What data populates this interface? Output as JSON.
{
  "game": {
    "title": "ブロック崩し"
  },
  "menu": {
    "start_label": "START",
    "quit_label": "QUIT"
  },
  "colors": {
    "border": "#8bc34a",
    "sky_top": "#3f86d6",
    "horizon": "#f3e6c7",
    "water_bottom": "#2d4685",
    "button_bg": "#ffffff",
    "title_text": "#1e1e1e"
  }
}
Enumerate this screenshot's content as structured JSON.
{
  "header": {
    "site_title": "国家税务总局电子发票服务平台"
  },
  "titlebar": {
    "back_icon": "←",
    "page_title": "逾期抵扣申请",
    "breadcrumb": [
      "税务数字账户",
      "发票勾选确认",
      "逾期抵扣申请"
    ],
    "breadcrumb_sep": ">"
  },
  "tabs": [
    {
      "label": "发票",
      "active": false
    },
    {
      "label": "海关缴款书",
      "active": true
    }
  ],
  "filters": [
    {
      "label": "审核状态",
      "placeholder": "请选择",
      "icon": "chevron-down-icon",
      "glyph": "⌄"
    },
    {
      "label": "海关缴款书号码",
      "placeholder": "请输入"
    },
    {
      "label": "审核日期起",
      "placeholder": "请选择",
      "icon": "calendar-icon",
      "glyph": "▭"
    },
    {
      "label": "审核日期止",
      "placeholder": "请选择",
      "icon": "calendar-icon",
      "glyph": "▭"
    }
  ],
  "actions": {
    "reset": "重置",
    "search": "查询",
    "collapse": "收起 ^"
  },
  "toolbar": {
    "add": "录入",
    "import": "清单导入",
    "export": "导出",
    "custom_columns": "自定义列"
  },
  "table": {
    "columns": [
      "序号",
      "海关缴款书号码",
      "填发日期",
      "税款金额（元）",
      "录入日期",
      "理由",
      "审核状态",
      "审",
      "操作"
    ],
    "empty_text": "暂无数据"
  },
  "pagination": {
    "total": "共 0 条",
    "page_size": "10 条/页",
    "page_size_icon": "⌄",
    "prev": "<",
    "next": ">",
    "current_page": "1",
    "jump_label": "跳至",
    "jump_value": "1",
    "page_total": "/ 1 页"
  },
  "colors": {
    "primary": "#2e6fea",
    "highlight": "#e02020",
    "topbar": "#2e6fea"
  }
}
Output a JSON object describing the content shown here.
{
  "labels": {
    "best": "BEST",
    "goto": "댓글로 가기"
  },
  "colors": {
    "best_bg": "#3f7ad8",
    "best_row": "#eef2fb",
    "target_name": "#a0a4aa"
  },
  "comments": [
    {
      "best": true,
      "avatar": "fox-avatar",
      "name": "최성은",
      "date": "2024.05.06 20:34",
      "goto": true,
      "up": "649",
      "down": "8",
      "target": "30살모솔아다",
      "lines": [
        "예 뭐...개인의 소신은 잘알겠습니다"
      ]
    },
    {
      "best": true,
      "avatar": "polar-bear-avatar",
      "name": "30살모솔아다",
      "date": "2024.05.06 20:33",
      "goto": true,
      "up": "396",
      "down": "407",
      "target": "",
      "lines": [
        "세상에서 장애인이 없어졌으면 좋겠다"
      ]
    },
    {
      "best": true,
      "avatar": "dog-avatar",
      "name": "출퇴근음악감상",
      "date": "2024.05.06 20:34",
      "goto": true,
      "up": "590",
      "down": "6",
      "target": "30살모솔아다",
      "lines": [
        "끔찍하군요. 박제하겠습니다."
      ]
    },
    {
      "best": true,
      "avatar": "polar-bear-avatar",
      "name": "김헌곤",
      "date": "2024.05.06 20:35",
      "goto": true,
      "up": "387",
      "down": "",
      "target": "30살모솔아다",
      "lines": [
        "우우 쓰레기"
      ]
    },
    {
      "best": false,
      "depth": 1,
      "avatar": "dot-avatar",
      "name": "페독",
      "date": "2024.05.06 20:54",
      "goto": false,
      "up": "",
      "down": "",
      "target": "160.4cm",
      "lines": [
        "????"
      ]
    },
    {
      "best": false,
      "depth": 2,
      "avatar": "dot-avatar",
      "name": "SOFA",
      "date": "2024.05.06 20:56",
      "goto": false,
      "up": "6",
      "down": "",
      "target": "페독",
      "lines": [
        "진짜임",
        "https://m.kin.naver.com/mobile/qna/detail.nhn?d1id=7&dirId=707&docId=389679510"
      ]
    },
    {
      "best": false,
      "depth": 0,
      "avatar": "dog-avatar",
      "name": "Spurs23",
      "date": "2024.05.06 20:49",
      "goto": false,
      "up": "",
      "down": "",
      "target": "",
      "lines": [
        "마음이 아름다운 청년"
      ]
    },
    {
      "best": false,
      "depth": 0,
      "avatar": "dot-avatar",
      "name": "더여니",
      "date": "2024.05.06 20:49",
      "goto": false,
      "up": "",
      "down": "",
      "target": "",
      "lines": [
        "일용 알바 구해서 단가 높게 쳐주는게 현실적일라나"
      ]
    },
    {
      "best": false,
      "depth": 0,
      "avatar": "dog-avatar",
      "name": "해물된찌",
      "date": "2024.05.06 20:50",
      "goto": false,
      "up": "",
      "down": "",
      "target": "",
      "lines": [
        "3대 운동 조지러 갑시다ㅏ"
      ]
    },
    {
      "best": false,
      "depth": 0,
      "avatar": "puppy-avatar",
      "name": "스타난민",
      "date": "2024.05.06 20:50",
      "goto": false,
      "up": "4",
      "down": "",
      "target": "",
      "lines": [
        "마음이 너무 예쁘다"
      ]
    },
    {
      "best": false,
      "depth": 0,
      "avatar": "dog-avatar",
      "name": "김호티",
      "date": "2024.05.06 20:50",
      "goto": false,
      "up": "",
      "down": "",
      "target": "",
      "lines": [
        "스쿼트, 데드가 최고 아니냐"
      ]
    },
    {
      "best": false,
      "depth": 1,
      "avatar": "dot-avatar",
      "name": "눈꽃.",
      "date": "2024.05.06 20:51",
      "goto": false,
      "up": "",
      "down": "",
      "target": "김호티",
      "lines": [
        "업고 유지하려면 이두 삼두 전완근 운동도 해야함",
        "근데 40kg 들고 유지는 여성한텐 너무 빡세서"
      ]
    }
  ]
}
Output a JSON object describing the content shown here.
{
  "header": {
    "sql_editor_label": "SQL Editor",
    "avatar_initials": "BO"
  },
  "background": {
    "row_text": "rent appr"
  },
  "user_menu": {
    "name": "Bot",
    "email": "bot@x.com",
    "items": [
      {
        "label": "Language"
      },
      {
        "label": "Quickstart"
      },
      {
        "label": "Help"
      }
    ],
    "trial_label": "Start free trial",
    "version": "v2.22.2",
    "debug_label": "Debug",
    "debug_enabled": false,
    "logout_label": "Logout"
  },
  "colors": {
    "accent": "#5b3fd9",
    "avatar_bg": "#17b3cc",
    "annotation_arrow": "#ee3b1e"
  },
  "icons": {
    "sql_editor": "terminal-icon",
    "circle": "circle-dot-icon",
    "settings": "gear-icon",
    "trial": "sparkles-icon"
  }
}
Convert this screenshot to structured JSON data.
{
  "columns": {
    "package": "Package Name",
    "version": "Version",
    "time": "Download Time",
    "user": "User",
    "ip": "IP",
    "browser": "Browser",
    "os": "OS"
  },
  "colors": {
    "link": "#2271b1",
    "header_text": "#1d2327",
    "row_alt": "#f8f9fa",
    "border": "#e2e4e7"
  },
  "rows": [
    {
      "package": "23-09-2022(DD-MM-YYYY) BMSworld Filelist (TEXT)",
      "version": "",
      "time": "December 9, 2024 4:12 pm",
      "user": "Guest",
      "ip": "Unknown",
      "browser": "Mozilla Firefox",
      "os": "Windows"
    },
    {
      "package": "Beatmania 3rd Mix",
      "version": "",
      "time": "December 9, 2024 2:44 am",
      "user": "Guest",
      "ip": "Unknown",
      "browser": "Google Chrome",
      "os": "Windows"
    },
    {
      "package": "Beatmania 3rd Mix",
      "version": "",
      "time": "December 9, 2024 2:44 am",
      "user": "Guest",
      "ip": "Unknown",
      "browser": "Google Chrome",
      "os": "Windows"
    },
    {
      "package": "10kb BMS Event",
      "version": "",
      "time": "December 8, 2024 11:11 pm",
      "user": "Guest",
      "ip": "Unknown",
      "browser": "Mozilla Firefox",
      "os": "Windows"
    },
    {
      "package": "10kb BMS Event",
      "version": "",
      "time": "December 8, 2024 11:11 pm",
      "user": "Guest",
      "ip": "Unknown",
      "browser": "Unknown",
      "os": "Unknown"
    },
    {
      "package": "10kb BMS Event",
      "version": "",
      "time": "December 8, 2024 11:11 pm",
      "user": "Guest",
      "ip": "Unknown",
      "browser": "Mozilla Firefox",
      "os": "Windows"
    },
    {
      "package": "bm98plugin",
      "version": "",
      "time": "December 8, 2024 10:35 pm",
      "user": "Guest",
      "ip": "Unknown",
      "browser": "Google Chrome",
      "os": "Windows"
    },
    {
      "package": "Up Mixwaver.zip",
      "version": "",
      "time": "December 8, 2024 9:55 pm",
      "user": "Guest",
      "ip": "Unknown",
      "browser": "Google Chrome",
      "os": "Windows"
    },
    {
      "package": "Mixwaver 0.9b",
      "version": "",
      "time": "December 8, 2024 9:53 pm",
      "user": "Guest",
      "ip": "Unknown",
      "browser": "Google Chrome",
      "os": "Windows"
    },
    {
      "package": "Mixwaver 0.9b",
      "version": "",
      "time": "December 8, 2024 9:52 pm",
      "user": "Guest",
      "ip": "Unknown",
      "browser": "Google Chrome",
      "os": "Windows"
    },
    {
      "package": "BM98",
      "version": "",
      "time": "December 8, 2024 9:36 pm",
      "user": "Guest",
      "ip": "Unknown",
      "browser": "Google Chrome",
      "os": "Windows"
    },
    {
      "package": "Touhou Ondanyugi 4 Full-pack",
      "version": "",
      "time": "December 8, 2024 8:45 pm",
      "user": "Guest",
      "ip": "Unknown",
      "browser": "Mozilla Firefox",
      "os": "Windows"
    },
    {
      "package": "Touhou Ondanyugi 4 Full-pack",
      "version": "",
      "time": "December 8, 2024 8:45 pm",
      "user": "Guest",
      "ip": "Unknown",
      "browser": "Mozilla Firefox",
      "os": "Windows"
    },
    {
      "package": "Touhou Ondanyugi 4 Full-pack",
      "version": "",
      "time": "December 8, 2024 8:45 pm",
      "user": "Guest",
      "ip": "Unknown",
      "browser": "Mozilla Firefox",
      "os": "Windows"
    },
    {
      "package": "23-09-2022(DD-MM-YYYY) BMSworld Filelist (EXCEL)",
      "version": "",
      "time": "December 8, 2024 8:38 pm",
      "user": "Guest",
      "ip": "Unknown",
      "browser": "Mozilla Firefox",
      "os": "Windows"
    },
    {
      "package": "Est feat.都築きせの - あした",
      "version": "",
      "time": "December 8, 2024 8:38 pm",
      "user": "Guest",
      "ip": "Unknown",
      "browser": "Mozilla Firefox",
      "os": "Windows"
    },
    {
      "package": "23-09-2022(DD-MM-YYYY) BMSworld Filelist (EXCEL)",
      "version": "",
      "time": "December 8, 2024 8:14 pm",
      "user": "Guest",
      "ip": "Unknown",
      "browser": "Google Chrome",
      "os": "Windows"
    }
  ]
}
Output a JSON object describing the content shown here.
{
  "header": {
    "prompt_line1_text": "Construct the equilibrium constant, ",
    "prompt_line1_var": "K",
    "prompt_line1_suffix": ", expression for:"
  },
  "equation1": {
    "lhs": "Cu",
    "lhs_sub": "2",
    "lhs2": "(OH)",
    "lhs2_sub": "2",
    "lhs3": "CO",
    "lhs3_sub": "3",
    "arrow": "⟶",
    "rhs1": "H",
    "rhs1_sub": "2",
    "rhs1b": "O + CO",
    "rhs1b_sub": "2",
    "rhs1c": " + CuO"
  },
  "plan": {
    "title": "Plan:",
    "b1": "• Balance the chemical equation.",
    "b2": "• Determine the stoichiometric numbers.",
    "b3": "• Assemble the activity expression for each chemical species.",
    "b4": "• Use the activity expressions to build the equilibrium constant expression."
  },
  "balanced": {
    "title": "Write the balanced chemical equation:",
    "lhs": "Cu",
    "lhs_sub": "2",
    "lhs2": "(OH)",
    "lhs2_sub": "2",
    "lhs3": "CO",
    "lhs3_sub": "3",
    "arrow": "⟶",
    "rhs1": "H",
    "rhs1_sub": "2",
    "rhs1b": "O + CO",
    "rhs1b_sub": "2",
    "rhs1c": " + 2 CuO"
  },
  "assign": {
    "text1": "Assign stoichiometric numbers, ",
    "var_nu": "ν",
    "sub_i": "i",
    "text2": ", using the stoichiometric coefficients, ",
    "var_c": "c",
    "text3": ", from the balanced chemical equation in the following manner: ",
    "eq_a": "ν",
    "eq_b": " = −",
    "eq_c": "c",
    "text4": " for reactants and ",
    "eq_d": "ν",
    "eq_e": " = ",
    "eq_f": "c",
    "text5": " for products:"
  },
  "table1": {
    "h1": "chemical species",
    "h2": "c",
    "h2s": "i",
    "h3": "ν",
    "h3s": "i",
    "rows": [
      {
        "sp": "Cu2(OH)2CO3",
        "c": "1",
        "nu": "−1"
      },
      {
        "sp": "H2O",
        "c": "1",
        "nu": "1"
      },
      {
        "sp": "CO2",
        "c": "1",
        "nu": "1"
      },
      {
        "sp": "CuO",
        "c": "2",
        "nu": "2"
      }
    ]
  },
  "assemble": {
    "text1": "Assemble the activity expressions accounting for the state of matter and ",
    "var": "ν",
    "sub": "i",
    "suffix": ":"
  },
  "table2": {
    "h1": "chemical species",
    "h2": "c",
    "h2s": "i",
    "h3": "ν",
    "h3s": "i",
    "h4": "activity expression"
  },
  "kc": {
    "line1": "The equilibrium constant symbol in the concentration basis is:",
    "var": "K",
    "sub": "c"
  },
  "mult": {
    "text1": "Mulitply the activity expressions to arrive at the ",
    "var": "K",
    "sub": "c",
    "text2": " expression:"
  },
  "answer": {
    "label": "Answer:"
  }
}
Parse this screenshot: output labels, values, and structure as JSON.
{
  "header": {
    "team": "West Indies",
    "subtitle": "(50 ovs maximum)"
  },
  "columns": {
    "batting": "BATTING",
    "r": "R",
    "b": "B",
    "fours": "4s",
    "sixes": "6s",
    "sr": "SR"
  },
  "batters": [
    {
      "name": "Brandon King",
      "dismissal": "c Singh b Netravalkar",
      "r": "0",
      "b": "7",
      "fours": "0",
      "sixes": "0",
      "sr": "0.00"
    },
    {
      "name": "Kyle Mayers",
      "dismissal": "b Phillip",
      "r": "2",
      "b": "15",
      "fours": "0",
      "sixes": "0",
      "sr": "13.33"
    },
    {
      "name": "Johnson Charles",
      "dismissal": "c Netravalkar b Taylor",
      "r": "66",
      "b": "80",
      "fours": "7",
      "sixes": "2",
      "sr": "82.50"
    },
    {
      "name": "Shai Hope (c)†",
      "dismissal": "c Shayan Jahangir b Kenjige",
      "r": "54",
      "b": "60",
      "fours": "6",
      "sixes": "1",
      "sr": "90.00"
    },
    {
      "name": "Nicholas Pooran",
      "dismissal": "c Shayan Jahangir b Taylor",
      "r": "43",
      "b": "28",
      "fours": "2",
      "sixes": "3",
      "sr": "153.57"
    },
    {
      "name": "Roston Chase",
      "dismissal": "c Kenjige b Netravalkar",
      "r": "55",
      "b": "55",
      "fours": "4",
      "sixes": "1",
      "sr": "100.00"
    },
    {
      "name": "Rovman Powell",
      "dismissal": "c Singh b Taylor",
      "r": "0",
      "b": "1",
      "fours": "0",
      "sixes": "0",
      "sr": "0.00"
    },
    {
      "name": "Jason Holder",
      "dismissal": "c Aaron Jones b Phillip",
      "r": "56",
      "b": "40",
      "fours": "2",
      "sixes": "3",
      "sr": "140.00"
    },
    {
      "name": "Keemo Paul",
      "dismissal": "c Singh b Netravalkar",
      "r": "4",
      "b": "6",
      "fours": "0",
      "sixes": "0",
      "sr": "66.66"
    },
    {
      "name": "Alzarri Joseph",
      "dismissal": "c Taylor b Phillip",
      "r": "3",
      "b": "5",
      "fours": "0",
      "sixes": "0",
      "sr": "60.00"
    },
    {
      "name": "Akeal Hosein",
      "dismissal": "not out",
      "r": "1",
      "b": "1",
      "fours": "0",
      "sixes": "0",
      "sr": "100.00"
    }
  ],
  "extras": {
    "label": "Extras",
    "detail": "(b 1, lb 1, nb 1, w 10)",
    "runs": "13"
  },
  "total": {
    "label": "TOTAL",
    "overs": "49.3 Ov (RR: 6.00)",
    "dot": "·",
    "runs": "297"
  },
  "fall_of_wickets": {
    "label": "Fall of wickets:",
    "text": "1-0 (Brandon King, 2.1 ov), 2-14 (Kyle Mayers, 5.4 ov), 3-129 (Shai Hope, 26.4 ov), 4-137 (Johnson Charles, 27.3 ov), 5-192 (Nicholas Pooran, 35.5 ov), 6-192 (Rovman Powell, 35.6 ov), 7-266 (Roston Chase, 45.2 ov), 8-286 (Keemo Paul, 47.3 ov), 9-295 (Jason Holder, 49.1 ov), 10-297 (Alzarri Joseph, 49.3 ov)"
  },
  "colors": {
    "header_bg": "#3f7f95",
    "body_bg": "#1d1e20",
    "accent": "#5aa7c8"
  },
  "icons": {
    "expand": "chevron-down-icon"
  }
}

• • • •

== Written instruction ==
State only the count of lines above that hold the string "Powell".

== Completed task ==
2